→ What you have to do: Review the material line by line. Identify and copy every line that contains the string "Word".

→ Dataset extract:
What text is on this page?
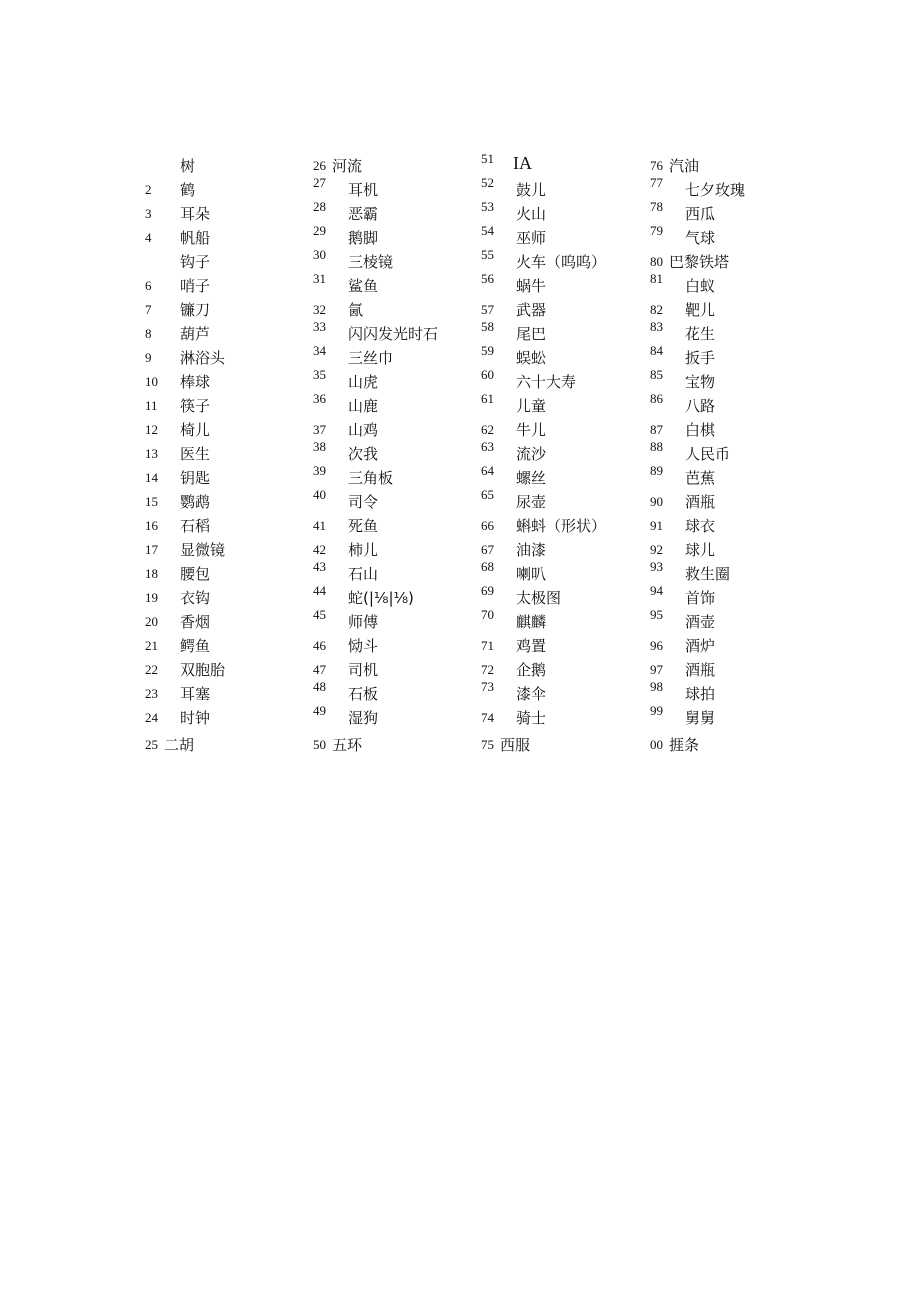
树
2 鹤
3 耳朵
4 帆船
钩子
6 哨子
7 镰刀
8 葫芦
9 淋浴头
10 棒球
11 筷子
12 椅儿
13 医生
14 钥匙
15 鹦鹉
16 石稻
17 显微镜
18 腰包
19 衣钩
20 香烟
21 鳄鱼
22 双胞胎
23 耳塞
24 时钟
25 二胡
26 河流
27 耳机
28 恶霸
29 鹅脚
30 三棱镜
31 鲨鱼
32 氤
33 闪闪发光时石
34 三丝巾
35 山虎
36 山鹿
37 山鸡
38 次我
39 三角板
40 司令
41 死鱼
42 柿儿
43 石山
44 蛇(|⅛|⅛)
45 师傅
46 恸斗
47 司机
48 石板
49 湿狗
50 五环
51 IA
52 鼓儿
53 火山
54 巫师
55 火车（呜呜）
56 蜗牛
57 武器
58 尾巴
59 蜈蚣
60 六十大寿
61 儿童
62 牛儿
63 流沙
64 螺丝
65 尿壶
66 蝌蚪（形状）
67 油漆
68 喇叭
69 太极图
70 麒麟
71 鸡置
72 企鹅
73 漆伞
74 骑士
75 西服
76 汽油
77 七夕玫瑰
78 西瓜
79 气球
80 巴黎铁塔
81 白蚁
82 靶儿
83 花生
84 扳手
85 宝物
86 八路
87 白棋
88 人民币
89 芭蕉
90 酒瓶
91 球衣
92 球儿
93 救生圈
94 首饰
95 酒壶
96 酒炉
97 酒瓶
98 球拍
99 舅舅
00 捱条
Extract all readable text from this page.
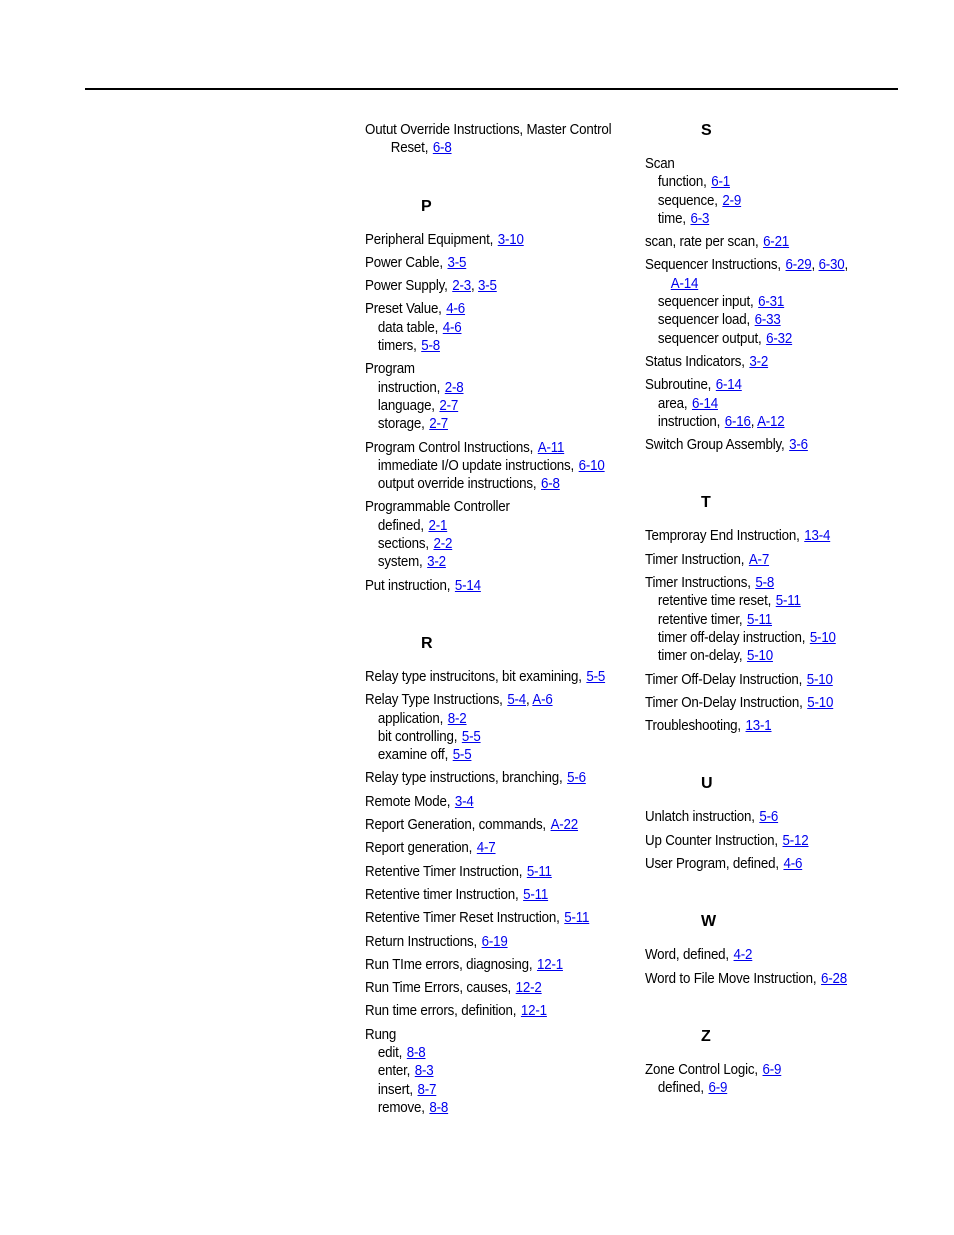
Outut Override Instructions, Master Control
Reset, 6-8
P
Peripheral Equipment, 3-10
Power Cable, 3-5
Power Supply, 2-3, 3-5
Preset Value, 4-6
data table, 4-6
timers, 5-8
Program
instruction, 2-8
language, 2-7
storage, 2-7
Program Control Instructions, A-11
immediate I/O update instructions, 6-10
output override instructions, 6-8
Programmable Controller
defined, 2-1
sections, 2-2
system, 3-2
Put instruction, 5-14
R
Relay type instrucitons, bit examining, 5-5
Relay Type Instructions, 5-4, A-6
application, 8-2
bit controlling, 5-5
examine off, 5-5
Relay type instructions, branching, 5-6
Remote Mode, 3-4
Report Generation, commands, A-22
Report generation, 4-7
Retentive Timer Instruction, 5-11
Retentive timer Instruction, 5-11
Retentive Timer Reset Instruction, 5-11
Return Instructions, 6-19
Run TIme errors, diagnosing, 12-1
Run Time Errors, causes, 12-2
Run time errors, definition, 12-1
Rung
edit, 8-8
enter, 8-3
insert, 8-7
remove, 8-8
S
Scan
function, 6-1
sequence, 2-9
time, 6-3
scan, rate per scan, 6-21
Sequencer Instructions, 6-29, 6-30,
A-14
sequencer input, 6-31
sequencer load, 6-33
sequencer output, 6-32
Status Indicators, 3-2
Subroutine, 6-14
area, 6-14
instruction, 6-16, A-12
Switch Group Assembly, 3-6
T
Temproray End Instruction, 13-4
Timer Instruction, A-7
Timer Instructions, 5-8
retentive time reset, 5-11
retentive timer, 5-11
timer off-delay instruction, 5-10
timer on-delay, 5-10
Timer Off-Delay Instruction, 5-10
Timer On-Delay Instruction, 5-10
Troubleshooting, 13-1
U
Unlatch instruction, 5-6
Up Counter Instruction, 5-12
User Program, defined, 4-6
W
Word, defined, 4-2
Word to File Move Instruction, 6-28
Z
Zone Control Logic, 6-9
defined, 6-9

→ Expected answer:
Word, defined, 4-2
Word to File Move Instruction, 6-28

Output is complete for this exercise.